Task objective » Wherever the string "content" occurs in a line of these records, report that line.
** Begin Provided information **
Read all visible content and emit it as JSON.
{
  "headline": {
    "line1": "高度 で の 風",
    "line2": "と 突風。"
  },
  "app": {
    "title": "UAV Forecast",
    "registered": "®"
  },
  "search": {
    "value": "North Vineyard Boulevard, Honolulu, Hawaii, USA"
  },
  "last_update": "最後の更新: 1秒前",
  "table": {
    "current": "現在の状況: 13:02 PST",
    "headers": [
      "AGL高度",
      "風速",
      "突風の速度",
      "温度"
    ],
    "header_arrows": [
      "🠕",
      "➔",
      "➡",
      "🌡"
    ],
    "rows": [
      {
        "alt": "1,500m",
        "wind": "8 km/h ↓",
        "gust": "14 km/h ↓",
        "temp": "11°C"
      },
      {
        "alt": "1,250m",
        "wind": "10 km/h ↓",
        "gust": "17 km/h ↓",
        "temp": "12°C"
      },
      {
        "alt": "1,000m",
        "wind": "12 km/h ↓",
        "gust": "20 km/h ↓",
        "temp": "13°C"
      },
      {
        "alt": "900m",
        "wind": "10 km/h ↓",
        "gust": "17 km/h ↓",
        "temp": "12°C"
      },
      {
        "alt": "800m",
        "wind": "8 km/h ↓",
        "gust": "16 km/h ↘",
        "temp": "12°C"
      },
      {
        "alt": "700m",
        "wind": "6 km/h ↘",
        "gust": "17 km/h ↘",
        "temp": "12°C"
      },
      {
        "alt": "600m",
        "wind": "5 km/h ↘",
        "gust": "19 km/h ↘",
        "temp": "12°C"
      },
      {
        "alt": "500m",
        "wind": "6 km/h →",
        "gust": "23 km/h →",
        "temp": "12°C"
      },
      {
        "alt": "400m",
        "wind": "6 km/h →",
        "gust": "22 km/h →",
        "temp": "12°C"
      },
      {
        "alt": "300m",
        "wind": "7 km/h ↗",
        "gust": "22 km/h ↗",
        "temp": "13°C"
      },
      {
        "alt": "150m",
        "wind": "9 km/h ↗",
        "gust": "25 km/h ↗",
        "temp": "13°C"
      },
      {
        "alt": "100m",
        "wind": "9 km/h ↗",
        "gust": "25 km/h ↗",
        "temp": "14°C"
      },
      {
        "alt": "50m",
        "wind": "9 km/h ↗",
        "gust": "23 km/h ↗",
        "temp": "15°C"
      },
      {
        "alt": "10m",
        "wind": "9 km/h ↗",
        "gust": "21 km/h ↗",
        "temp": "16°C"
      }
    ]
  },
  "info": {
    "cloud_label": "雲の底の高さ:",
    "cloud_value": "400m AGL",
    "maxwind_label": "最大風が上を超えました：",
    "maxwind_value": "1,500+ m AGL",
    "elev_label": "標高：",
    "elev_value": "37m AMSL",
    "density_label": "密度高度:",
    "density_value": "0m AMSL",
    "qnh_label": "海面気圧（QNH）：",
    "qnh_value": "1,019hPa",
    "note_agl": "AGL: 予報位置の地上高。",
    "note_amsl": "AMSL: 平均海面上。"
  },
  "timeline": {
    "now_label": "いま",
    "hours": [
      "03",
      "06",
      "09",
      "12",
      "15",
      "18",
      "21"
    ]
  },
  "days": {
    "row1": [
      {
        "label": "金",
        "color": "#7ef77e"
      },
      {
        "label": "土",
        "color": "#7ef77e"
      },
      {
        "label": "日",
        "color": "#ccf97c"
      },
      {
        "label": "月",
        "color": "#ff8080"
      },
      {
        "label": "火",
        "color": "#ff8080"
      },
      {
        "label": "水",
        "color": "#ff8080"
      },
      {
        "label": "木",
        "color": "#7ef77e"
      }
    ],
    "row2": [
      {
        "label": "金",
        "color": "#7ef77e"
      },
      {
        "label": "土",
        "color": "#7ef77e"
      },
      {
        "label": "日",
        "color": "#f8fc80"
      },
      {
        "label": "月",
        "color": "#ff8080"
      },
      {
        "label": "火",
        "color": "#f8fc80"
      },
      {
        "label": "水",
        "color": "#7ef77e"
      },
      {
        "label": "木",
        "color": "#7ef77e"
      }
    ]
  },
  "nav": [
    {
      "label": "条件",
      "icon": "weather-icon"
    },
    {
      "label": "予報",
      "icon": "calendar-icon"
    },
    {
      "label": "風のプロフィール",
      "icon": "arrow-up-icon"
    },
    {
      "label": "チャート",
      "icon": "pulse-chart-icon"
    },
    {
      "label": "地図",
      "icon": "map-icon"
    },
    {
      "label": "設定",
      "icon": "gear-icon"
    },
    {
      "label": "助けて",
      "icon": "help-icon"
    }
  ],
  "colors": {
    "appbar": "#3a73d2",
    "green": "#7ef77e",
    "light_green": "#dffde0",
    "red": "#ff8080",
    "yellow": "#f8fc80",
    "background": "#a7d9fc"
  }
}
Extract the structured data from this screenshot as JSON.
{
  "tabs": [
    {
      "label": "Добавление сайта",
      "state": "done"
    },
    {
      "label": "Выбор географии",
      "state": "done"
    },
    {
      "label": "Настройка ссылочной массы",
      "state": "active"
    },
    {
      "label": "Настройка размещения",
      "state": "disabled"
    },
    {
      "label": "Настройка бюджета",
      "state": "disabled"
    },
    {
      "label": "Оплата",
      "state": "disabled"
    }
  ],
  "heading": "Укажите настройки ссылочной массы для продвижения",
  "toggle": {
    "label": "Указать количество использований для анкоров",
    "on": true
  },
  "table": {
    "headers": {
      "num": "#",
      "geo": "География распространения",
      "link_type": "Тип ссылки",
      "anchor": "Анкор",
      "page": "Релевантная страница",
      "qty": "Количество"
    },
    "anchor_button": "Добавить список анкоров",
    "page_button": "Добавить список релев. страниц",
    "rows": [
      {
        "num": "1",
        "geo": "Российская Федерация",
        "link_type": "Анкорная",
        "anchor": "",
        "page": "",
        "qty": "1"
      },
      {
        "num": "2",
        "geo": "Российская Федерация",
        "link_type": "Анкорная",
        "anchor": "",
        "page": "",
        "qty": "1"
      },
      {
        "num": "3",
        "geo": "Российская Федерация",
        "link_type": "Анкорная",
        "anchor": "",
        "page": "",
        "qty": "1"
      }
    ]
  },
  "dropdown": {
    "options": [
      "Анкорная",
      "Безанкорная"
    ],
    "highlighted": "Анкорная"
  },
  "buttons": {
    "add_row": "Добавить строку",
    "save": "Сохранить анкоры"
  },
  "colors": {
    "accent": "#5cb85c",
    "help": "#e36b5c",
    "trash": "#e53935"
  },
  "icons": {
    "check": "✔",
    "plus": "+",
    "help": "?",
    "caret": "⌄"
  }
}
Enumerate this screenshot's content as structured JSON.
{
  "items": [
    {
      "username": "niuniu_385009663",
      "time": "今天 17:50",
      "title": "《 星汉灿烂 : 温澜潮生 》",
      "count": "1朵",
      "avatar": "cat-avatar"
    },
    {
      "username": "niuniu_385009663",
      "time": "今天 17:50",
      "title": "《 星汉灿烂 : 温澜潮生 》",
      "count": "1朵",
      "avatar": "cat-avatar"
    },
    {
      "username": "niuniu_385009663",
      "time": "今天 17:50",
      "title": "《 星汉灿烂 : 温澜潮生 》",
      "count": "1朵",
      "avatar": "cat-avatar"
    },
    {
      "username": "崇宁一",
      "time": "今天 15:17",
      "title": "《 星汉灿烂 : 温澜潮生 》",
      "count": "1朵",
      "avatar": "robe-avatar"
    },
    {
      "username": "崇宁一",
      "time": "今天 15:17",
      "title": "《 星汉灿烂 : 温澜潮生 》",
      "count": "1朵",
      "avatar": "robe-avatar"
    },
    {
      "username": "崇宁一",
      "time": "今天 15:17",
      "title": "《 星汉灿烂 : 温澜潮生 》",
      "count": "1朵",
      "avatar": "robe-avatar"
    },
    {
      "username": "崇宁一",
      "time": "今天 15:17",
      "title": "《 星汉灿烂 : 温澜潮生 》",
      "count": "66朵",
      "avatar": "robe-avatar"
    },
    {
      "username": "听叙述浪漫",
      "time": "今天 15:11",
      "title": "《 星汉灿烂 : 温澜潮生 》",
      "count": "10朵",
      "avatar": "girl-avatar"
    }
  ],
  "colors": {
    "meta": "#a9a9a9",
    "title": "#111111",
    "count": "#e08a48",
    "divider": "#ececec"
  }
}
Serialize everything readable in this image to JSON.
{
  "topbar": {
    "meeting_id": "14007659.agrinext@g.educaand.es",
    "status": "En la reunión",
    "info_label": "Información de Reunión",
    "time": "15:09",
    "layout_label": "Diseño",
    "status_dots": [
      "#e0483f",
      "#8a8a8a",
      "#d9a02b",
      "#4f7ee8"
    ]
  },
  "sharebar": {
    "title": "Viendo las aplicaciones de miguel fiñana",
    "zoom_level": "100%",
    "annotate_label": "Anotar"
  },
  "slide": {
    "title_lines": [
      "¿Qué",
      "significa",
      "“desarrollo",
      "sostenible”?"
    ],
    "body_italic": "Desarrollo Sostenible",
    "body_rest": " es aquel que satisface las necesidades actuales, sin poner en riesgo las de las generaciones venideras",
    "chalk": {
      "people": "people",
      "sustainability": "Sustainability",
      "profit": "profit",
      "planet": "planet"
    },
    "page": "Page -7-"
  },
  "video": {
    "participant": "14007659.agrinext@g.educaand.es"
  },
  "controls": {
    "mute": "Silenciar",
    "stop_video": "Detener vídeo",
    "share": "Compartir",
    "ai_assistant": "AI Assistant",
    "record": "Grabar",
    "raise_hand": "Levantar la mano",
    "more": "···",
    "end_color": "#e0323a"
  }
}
** End Provided information **
Task solution »
Read all visible content and emit it as JSON.
Enumerate this screenshot's content as structured JSON.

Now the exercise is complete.